:: Recorded data ::
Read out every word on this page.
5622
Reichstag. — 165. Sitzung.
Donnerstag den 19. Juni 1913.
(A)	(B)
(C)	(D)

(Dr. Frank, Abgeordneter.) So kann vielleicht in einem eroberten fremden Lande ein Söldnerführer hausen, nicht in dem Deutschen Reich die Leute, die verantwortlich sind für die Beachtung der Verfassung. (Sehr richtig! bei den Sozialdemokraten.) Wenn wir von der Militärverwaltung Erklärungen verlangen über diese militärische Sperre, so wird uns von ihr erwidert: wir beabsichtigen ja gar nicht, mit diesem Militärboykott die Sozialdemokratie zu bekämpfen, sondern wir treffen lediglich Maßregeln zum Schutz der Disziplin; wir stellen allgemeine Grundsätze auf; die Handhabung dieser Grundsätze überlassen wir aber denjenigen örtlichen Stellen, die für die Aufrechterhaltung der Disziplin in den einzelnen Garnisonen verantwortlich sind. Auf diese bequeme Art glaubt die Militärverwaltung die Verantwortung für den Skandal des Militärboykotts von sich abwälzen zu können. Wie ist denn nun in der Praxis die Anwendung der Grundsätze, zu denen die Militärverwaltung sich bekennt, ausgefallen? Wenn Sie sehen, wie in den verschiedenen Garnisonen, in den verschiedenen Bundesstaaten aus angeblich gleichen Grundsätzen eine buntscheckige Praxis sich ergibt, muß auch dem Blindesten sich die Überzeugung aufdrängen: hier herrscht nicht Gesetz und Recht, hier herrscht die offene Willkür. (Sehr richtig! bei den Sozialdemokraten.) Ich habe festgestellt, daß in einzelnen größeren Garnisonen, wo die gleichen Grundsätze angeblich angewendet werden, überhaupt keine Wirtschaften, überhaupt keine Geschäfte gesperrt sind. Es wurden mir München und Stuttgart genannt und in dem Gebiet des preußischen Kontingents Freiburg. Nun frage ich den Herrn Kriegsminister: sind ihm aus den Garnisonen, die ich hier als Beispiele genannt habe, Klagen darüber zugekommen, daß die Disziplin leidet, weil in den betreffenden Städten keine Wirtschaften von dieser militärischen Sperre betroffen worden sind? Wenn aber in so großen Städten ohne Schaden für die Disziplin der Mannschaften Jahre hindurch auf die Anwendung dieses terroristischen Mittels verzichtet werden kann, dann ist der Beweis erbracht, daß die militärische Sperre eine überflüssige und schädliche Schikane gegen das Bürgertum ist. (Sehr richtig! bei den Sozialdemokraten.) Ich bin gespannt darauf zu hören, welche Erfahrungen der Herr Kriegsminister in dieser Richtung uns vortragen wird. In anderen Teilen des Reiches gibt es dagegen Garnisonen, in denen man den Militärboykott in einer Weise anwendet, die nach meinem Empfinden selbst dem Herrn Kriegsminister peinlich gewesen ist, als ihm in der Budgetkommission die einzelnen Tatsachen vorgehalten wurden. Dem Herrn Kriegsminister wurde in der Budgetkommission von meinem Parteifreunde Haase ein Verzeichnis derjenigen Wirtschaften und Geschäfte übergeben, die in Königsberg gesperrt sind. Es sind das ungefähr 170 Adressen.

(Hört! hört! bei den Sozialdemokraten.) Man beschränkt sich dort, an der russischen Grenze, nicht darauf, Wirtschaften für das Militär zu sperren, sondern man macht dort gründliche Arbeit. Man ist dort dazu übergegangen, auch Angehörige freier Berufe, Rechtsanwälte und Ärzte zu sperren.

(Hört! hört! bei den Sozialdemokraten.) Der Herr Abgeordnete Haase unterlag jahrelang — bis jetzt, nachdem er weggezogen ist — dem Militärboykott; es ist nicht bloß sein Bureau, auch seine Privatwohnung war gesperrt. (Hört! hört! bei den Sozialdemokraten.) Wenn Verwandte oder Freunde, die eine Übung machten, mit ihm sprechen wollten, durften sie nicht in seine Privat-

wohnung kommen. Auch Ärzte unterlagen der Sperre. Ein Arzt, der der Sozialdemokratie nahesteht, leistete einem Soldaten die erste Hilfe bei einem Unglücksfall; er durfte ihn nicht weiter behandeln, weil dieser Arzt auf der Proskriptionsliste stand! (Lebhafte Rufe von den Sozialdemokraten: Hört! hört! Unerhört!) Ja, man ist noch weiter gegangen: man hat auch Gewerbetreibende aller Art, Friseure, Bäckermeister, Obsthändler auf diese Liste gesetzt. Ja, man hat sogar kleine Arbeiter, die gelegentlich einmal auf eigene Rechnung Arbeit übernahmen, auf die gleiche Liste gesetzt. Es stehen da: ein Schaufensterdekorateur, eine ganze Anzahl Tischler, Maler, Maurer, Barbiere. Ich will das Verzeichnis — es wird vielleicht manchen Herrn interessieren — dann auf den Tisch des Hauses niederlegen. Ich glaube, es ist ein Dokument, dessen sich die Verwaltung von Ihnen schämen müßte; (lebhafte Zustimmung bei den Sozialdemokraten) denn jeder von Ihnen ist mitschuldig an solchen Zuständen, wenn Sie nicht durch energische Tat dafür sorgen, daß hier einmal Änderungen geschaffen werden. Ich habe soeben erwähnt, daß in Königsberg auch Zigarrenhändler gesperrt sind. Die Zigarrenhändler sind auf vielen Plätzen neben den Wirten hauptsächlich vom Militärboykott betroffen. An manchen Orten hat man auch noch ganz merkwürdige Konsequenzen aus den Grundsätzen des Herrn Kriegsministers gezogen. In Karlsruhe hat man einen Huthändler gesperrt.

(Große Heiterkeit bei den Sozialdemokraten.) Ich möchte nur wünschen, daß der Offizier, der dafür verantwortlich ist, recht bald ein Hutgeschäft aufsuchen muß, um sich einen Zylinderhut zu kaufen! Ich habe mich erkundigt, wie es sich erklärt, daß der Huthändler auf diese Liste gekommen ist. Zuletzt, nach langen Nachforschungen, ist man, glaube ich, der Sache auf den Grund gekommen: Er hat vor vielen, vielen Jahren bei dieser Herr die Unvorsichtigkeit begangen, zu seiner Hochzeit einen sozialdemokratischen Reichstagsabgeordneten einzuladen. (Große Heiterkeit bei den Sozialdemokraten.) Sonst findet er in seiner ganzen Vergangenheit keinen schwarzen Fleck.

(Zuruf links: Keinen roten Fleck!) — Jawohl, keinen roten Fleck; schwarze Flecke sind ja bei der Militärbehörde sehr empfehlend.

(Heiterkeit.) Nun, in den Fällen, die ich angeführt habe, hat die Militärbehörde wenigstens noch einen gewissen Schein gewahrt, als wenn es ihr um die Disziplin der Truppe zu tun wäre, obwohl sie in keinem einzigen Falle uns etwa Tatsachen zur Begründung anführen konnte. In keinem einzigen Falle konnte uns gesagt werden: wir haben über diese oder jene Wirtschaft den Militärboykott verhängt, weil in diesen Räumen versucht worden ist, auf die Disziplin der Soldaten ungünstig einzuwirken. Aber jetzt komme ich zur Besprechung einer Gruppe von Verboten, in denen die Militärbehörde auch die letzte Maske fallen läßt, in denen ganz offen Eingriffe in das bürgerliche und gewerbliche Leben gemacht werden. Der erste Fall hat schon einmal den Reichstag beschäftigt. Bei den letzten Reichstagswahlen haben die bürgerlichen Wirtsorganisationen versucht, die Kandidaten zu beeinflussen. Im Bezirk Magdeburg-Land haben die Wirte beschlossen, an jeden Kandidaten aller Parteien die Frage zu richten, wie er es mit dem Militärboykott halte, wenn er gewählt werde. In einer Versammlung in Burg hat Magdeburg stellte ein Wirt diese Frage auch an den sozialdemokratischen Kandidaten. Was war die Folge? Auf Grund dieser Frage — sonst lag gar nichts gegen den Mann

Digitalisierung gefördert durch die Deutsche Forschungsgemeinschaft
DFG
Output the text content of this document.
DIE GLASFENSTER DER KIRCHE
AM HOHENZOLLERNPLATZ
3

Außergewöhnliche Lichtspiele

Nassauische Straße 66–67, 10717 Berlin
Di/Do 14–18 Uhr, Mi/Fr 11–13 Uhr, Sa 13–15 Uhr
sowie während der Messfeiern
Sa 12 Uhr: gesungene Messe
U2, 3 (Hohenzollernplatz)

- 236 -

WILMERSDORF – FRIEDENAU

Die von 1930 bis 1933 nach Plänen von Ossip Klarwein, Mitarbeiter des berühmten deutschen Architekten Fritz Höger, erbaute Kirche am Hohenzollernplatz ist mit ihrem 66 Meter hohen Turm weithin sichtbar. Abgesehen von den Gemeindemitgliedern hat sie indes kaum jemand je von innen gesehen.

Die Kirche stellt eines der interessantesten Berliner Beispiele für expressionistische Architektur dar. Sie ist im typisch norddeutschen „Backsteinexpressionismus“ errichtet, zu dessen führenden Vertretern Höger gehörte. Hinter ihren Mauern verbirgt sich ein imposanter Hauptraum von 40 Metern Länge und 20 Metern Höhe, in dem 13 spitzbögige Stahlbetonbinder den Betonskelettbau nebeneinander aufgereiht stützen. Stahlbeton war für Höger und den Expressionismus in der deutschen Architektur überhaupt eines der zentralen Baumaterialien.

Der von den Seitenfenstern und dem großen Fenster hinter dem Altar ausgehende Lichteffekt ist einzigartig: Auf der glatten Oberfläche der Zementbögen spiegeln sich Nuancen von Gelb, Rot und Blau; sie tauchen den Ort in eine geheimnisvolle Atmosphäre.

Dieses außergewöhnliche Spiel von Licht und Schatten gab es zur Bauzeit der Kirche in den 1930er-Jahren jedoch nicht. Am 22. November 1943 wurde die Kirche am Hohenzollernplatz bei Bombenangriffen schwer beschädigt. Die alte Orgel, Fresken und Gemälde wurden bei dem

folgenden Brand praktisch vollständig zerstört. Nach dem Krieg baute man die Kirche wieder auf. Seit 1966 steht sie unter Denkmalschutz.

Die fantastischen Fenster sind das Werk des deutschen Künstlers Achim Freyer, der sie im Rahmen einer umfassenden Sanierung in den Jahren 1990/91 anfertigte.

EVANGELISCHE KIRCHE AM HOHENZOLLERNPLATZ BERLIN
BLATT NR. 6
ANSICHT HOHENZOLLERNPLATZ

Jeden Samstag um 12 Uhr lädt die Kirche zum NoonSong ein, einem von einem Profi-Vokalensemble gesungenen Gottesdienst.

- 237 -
:::
◆ **Task directions**
Identify each line containing the string "this" and copy it out.

◆ **Task response**
Read out every word on this page.
Output the text content of this document.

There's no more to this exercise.